Saved entries

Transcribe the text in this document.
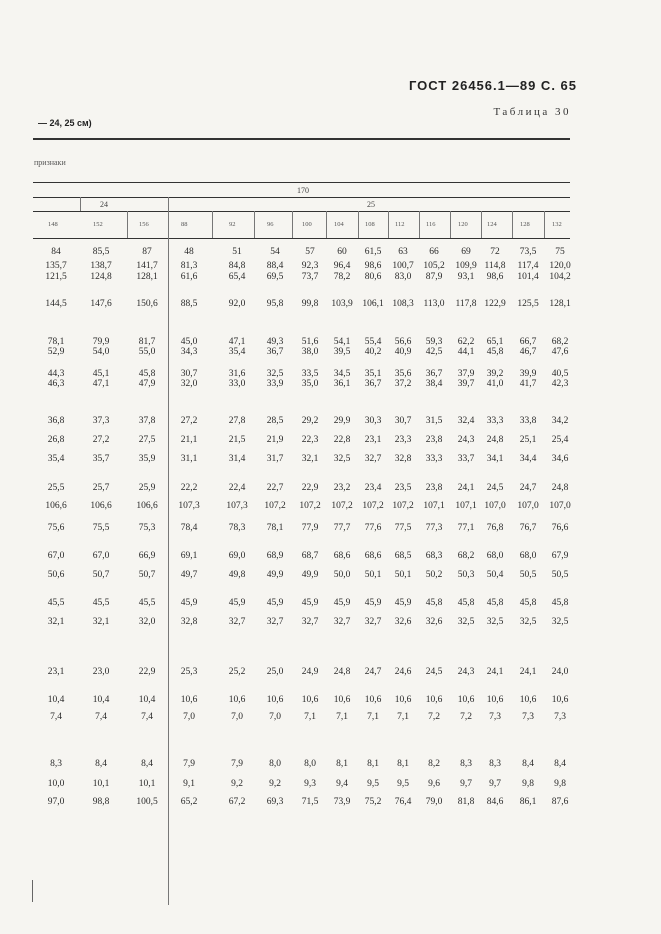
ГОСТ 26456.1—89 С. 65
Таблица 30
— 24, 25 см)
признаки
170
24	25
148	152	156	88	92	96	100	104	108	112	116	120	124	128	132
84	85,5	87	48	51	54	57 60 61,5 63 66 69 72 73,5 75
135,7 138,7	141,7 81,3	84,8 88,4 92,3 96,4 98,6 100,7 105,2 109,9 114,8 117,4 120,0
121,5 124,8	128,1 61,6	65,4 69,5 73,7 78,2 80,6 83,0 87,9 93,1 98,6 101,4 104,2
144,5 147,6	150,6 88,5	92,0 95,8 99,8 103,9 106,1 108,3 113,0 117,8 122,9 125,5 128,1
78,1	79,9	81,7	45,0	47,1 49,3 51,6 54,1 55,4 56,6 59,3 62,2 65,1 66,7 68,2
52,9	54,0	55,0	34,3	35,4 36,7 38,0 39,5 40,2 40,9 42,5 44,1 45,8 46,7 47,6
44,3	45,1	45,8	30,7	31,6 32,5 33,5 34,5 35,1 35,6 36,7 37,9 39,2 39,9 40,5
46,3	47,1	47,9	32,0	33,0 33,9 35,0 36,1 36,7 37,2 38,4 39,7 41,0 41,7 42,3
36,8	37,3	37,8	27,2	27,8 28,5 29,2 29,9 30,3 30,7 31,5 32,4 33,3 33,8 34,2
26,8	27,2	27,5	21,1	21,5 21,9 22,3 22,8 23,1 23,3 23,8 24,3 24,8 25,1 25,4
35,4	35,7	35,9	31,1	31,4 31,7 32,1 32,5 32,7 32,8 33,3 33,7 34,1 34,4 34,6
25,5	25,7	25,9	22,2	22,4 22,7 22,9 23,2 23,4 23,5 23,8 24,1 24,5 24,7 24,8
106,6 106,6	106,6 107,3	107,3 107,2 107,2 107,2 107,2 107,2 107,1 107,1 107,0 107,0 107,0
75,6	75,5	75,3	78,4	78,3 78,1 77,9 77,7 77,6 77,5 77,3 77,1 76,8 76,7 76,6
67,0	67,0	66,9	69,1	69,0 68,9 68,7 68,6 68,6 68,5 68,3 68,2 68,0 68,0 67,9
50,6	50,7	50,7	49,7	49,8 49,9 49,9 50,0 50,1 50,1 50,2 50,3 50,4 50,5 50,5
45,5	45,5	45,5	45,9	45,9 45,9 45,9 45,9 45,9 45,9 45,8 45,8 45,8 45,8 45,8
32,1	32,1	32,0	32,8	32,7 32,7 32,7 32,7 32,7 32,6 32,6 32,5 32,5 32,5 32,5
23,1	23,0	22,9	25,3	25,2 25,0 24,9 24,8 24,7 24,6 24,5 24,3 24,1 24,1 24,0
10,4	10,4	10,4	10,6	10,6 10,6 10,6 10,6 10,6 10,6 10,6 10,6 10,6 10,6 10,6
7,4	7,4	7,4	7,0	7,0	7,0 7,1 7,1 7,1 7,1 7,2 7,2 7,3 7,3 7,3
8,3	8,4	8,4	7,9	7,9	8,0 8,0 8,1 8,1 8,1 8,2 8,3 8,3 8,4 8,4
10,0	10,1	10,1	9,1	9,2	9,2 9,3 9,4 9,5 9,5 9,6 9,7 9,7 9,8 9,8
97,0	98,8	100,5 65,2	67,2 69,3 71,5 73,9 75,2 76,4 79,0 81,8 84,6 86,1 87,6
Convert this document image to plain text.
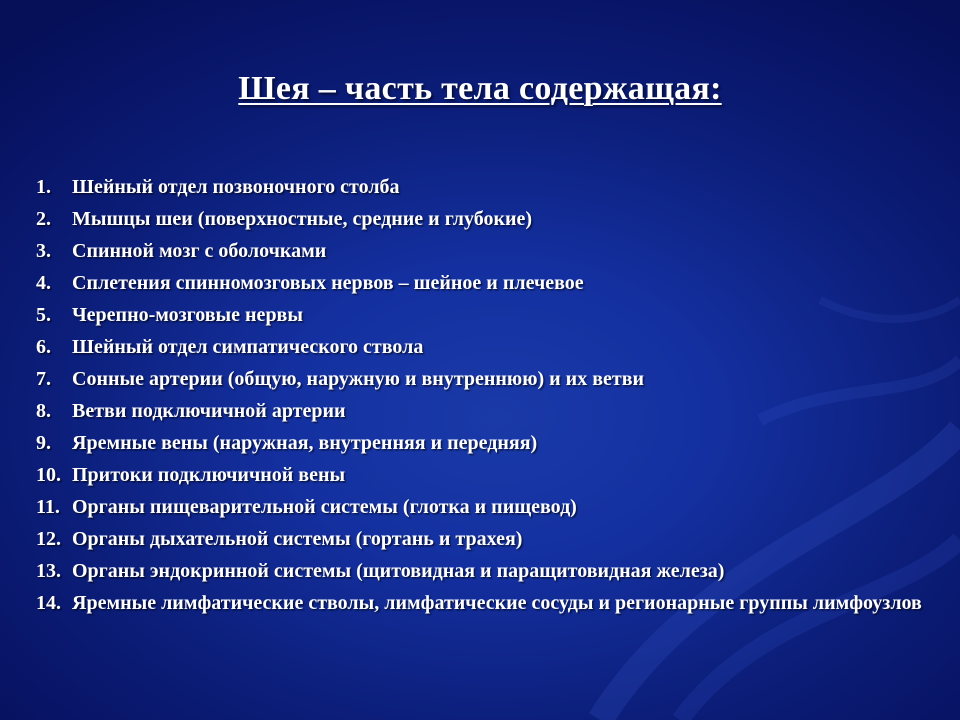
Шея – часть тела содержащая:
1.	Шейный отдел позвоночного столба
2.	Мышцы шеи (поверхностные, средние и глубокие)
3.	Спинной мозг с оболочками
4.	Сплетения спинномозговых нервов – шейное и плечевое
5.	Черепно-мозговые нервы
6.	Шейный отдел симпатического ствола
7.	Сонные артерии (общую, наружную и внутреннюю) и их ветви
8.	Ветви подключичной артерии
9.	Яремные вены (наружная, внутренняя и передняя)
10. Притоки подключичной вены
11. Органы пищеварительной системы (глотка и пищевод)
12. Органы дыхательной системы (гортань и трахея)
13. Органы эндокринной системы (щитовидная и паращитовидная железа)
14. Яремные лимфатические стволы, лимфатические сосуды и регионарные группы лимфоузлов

Work required
In your copy of the listing above, reproduce each line exactly and omit all pictures.

Reply
Transcribe the text in this document.
ГОСТ 26456.1—89 С. 65
Таблица 30
— 24, 25 см)
признаки
170
24	25
148	152	156	88	92	96	100	104	108	112	116	120	124	128	132
84	85,5	87	48	51	54	57 60 61,5 63 66 69 72 73,5 75
135,7 138,7	141,7 81,3	84,8 88,4 92,3 96,4 98,6 100,7 105,2 109,9 114,8 117,4 120,0
121,5 124,8	128,1 61,6	65,4 69,5 73,7 78,2 80,6 83,0 87,9 93,1 98,6 101,4 104,2
144,5 147,6	150,6 88,5	92,0 95,8 99,8 103,9 106,1 108,3 113,0 117,8 122,9 125,5 128,1
78,1	79,9	81,7	45,0	47,1 49,3 51,6 54,1 55,4 56,6 59,3 62,2 65,1 66,7 68,2
52,9	54,0	55,0	34,3	35,4 36,7 38,0 39,5 40,2 40,9 42,5 44,1 45,8 46,7 47,6
44,3	45,1	45,8	30,7	31,6 32,5 33,5 34,5 35,1 35,6 36,7 37,9 39,2 39,9 40,5
46,3	47,1	47,9	32,0	33,0 33,9 35,0 36,1 36,7 37,2 38,4 39,7 41,0 41,7 42,3
36,8	37,3	37,8	27,2	27,8 28,5 29,2 29,9 30,3 30,7 31,5 32,4 33,3 33,8 34,2
26,8	27,2	27,5	21,1	21,5 21,9 22,3 22,8 23,1 23,3 23,8 24,3 24,8 25,1 25,4
35,4	35,7	35,9	31,1	31,4 31,7 32,1 32,5 32,7 32,8 33,3 33,7 34,1 34,4 34,6
25,5	25,7	25,9	22,2	22,4 22,7 22,9 23,2 23,4 23,5 23,8 24,1 24,5 24,7 24,8
106,6 106,6	106,6 107,3	107,3 107,2 107,2 107,2 107,2 107,2 107,1 107,1 107,0 107,0 107,0
75,6	75,5	75,3	78,4	78,3 78,1 77,9 77,7 77,6 77,5 77,3 77,1 76,8 76,7 76,6
67,0	67,0	66,9	69,1	69,0 68,9 68,7 68,6 68,6 68,5 68,3 68,2 68,0 68,0 67,9
50,6	50,7	50,7	49,7	49,8 49,9 49,9 50,0 50,1 50,1 50,2 50,3 50,4 50,5 50,5
45,5	45,5	45,5	45,9	45,9 45,9 45,9 45,9 45,9 45,9 45,8 45,8 45,8 45,8 45,8
32,1	32,1	32,0	32,8	32,7 32,7 32,7 32,7 32,7 32,6 32,6 32,5 32,5 32,5 32,5
23,1	23,0	22,9	25,3	25,2 25,0 24,9 24,8 24,7 24,6 24,5 24,3 24,1 24,1 24,0
10,4	10,4	10,4	10,6	10,6 10,6 10,6 10,6 10,6 10,6 10,6 10,6 10,6 10,6 10,6
7,4	7,4	7,4	7,0	7,0	7,0 7,1 7,1 7,1 7,1 7,2 7,2 7,3 7,3 7,3
8,3	8,4	8,4	7,9	7,9	8,0 8,0 8,1 8,1 8,1 8,2 8,3 8,3 8,4 8,4
10,0	10,1	10,1	9,1	9,2	9,2 9,3 9,4 9,5 9,5 9,6 9,7 9,7 9,8 9,8
97,0	98,8	100,5 65,2	67,2 69,3 71,5 73,9 75,2 76,4 79,0 81,8 84,6 86,1 87,6
Convert this document image to plain text.
Шея – часть тела содержащая:
1.	Шейный отдел позвоночного столба
2.	Мышцы шеи (поверхностные, средние и глубокие)
3.	Спинной мозг с оболочками
4.	Сплетения спинномозговых нервов – шейное и плечевое
5.	Черепно-мозговые нервы
6.	Шейный отдел симпатического ствола
7.	Сонные артерии (общую, наружную и внутреннюю) и их ветви
8.	Ветви подключичной артерии
9.	Яремные вены (наружная, внутренняя и передняя)
10. Притоки подключичной вены
11. Органы пищеварительной системы (глотка и пищевод)
12. Органы дыхательной системы (гортань и трахея)
13. Органы эндокринной системы (щитовидная и паращитовидная железа)
14. Яремные лимфатические стволы, лимфатические сосуды и регионарные группы лимфоузлов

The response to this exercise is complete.